Report the count of lines below in which the string "describing" occurs; include nothing else.

::: SUPPLIED MATERIAL :::

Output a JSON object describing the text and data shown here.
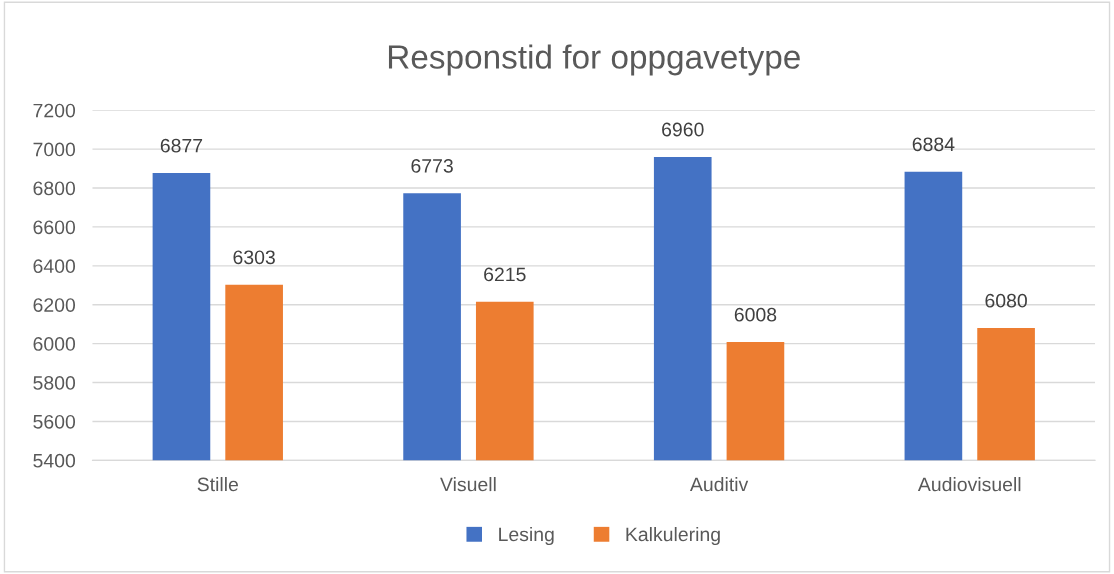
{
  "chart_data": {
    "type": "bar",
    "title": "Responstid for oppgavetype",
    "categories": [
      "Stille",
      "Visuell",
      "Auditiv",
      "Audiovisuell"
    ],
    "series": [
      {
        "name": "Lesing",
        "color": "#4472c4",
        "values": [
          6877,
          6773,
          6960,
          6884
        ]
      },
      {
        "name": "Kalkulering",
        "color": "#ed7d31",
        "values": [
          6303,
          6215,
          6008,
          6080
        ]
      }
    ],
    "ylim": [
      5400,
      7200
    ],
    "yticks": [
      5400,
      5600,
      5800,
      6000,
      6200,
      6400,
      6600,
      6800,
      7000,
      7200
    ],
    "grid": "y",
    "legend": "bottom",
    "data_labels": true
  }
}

:::
::: SUPPLIED MATERIAL :::

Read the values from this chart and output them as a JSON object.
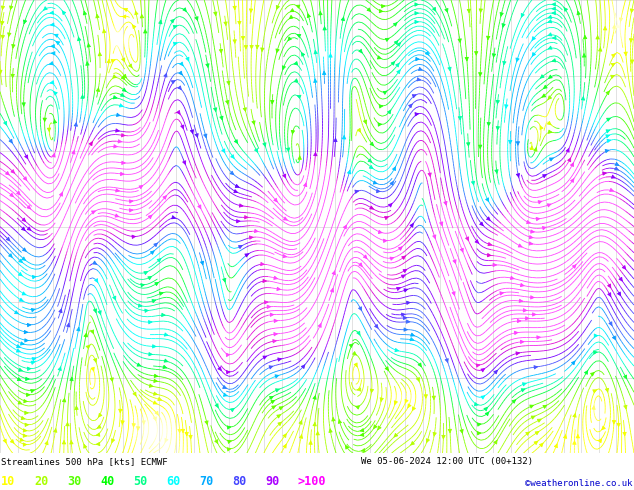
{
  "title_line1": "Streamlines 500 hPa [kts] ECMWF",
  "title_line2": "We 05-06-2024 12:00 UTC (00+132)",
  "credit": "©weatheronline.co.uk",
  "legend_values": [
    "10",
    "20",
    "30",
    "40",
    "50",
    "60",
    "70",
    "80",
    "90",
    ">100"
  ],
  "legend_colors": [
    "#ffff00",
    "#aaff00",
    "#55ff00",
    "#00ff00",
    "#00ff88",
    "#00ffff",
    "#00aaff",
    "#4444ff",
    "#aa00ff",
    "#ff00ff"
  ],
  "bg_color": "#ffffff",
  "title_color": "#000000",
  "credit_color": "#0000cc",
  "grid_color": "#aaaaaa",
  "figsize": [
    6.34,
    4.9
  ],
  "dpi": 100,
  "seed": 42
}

:::
::: SUPPLIED MATERIAL :::

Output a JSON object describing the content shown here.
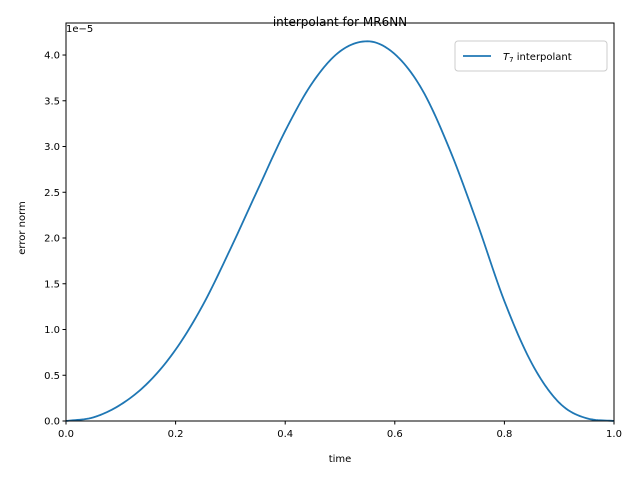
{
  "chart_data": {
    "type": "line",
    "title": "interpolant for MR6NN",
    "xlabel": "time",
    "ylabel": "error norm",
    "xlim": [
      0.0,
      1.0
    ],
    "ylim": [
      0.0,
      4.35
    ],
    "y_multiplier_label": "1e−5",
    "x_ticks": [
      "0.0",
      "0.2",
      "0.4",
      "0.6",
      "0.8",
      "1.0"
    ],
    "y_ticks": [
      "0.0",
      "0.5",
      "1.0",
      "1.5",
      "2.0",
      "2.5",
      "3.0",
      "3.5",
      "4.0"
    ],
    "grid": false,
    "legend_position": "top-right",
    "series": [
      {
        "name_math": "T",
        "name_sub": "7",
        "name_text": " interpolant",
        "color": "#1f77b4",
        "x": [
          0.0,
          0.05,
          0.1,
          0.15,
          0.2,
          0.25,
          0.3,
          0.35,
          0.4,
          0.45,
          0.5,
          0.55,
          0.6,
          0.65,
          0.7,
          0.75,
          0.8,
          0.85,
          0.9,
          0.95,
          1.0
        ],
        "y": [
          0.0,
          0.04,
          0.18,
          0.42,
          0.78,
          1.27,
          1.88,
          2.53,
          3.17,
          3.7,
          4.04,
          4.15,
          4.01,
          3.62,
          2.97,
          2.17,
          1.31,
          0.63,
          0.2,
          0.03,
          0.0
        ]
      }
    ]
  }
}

:::

◆ **WRITTEN ANSWER**
2